▶ _AIM_
Copy out the lines that have "this" in them.

+++

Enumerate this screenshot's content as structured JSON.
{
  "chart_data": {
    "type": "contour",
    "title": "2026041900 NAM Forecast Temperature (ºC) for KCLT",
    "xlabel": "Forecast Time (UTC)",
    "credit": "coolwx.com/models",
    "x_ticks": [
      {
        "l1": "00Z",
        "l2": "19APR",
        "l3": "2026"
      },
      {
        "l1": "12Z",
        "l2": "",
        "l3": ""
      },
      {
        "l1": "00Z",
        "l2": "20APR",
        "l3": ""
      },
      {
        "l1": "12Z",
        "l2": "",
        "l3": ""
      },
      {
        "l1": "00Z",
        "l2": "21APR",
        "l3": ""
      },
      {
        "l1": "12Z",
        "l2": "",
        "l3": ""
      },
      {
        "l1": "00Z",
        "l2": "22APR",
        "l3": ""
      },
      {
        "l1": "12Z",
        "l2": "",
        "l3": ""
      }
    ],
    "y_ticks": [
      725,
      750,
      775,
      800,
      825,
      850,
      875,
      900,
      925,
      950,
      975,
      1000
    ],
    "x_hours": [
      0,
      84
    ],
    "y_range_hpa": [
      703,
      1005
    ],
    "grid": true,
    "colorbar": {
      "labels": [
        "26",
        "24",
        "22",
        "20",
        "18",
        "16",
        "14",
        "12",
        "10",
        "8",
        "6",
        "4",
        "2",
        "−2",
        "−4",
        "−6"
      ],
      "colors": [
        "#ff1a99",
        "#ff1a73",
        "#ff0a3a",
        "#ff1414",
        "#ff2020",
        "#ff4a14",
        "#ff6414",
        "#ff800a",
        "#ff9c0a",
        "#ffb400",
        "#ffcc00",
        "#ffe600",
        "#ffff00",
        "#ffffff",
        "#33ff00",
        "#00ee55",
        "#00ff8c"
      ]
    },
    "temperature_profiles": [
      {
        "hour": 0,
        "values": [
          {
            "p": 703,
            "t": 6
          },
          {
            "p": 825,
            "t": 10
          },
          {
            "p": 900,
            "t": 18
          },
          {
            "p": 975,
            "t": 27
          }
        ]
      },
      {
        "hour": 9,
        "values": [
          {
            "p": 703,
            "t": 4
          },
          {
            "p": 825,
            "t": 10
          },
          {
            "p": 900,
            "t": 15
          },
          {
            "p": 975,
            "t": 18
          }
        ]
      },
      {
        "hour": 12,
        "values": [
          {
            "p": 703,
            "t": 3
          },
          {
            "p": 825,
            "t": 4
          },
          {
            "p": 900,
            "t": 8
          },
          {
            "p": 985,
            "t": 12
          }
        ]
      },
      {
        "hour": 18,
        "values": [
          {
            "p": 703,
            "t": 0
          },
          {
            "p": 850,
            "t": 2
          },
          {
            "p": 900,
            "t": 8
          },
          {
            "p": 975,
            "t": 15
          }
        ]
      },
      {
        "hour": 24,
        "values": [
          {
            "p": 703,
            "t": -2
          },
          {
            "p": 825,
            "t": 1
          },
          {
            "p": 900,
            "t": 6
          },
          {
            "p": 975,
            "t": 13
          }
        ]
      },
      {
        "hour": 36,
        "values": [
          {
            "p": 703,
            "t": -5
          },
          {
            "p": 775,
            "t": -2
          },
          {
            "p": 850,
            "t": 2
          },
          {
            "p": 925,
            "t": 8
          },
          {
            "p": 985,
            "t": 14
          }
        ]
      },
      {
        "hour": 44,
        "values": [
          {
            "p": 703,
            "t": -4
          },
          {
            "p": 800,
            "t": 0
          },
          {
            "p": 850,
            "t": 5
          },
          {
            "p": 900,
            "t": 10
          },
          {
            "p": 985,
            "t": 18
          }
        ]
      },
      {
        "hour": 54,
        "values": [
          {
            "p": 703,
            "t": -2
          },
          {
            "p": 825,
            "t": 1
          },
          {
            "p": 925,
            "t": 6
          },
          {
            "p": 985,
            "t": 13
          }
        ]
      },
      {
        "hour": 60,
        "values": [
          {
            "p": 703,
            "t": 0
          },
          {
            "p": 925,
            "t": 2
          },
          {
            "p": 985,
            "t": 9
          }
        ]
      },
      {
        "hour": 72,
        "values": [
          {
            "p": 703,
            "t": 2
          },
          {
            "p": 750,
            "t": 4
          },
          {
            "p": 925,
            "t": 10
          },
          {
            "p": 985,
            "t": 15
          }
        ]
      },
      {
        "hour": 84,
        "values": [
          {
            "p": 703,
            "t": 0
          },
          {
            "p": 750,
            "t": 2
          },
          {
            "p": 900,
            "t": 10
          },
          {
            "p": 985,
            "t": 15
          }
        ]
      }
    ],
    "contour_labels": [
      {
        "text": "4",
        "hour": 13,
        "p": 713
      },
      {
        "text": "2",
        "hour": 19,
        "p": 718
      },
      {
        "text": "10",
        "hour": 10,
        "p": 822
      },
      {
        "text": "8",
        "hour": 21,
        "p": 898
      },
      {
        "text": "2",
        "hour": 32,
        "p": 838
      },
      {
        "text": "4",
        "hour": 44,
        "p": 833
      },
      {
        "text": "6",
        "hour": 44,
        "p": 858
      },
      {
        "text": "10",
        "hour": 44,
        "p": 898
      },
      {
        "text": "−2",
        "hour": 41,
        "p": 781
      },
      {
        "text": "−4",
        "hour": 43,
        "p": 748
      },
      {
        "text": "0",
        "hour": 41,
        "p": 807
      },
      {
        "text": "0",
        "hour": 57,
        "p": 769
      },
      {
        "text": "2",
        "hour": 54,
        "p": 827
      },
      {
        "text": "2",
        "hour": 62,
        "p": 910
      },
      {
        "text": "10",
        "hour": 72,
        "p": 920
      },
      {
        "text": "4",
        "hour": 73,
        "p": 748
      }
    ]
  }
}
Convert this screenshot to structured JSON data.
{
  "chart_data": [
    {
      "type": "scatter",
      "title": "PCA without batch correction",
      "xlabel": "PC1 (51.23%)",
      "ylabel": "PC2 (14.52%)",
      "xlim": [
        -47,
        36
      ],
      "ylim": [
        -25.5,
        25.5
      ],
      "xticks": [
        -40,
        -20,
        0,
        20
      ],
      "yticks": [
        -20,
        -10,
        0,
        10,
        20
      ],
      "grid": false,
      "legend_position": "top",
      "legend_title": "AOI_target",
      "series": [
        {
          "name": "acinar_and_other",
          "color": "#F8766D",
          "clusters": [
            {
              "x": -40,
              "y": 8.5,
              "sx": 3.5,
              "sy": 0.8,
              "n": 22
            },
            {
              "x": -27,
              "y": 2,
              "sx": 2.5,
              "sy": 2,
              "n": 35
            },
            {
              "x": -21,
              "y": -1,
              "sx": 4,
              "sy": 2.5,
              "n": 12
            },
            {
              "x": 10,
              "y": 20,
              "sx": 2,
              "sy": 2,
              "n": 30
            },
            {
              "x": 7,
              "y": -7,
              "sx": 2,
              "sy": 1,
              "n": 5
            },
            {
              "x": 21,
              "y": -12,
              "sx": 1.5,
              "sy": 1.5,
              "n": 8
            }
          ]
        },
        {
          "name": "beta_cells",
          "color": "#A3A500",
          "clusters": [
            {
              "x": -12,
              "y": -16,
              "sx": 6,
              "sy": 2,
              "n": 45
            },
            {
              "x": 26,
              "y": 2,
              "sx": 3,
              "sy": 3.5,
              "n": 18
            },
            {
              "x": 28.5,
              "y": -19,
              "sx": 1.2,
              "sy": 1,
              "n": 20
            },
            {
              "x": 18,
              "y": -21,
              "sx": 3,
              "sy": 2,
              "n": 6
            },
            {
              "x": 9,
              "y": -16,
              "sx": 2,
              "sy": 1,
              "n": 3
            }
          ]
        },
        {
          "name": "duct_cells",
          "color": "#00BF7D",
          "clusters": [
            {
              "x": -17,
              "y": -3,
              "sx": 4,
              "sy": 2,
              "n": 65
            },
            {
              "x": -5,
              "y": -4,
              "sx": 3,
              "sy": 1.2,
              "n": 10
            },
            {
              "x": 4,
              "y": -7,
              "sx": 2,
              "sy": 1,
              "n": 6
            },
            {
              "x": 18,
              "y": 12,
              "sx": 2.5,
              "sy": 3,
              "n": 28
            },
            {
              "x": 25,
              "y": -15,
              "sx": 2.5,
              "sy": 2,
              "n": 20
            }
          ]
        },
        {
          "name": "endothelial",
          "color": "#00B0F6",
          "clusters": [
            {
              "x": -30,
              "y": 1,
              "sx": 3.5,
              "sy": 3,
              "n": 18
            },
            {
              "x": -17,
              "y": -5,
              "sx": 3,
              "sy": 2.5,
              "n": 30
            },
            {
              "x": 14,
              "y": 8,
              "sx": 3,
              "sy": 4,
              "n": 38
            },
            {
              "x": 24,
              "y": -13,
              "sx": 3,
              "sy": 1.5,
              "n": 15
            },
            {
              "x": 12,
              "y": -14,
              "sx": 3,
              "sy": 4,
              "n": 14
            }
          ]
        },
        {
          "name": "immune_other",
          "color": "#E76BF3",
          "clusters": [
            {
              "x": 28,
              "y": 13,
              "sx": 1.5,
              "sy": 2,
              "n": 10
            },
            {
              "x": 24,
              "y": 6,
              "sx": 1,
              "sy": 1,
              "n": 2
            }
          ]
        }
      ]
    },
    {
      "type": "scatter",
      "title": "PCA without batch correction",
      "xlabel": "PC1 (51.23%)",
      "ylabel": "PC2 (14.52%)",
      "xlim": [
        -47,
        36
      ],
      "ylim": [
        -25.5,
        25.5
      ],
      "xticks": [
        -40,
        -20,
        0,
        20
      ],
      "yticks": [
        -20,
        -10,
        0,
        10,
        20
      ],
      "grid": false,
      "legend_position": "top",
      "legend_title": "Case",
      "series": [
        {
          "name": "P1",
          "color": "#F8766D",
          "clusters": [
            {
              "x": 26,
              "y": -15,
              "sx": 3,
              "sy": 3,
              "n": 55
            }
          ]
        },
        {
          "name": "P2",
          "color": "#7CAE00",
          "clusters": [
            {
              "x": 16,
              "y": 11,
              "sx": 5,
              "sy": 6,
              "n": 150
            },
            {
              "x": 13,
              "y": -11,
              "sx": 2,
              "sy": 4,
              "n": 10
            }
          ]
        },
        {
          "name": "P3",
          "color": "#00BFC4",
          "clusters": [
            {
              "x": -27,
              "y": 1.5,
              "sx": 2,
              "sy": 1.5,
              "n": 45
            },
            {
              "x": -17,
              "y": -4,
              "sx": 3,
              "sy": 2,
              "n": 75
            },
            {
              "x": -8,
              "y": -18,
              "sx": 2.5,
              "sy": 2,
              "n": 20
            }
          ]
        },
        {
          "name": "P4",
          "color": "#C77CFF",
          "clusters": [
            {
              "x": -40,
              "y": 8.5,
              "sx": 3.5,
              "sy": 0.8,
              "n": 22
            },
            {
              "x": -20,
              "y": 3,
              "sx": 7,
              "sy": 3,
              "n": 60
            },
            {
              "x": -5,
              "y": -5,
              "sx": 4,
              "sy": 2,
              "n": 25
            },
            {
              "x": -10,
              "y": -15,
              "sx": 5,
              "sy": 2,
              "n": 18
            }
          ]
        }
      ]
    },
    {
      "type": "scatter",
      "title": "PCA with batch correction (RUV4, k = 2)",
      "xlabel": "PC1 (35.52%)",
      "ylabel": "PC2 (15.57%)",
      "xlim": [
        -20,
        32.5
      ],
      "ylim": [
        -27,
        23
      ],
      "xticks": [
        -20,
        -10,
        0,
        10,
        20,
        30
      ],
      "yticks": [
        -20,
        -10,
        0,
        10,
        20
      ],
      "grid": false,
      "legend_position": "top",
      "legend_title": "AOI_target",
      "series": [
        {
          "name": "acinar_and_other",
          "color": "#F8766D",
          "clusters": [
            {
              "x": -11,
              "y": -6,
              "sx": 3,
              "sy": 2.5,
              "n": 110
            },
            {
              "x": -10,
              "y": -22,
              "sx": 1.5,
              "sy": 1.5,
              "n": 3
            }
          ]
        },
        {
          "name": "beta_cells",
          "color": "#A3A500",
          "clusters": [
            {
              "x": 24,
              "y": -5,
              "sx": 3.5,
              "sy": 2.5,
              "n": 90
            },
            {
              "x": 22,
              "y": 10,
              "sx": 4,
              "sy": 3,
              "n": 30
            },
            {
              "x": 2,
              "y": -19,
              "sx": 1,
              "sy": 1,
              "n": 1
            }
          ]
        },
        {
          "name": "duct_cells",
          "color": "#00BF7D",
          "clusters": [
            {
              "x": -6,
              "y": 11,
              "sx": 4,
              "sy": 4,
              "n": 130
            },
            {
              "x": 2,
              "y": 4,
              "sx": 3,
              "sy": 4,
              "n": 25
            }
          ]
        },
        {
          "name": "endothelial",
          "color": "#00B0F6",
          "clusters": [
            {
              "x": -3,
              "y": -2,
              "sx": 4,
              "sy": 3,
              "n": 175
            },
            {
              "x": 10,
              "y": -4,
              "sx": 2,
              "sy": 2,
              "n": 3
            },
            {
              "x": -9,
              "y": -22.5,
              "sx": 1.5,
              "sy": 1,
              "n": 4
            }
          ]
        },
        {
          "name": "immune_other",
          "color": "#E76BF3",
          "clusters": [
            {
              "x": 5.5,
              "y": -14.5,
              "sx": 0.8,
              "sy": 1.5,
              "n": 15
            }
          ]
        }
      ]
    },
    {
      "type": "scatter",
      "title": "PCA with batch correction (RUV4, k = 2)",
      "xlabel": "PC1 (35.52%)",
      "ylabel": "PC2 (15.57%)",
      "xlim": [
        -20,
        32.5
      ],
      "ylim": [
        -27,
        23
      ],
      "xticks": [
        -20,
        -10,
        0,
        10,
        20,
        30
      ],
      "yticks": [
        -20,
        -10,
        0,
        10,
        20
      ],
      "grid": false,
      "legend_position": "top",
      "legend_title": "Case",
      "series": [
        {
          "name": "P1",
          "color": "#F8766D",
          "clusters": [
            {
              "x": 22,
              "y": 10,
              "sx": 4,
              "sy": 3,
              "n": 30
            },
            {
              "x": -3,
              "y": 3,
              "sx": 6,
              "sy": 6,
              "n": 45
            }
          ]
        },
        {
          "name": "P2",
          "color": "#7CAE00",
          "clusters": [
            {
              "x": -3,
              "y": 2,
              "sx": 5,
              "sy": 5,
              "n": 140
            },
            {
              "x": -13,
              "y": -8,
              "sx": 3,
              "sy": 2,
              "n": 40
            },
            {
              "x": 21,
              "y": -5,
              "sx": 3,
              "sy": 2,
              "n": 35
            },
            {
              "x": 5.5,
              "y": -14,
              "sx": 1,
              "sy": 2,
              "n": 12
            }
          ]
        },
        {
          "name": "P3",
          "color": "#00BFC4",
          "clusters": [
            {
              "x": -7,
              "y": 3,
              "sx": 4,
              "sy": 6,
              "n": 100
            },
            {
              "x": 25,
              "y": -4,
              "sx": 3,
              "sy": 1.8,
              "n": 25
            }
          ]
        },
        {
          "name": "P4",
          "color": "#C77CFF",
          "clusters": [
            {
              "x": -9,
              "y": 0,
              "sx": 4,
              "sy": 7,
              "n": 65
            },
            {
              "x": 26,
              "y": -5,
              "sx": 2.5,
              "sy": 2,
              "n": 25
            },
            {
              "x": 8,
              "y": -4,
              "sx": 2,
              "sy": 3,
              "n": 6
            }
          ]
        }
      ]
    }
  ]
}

+++

▶ _FINISHED TASK_
Enumerate this screenshot's content as structured JSON.
Convert this screenshot to structured JSON data.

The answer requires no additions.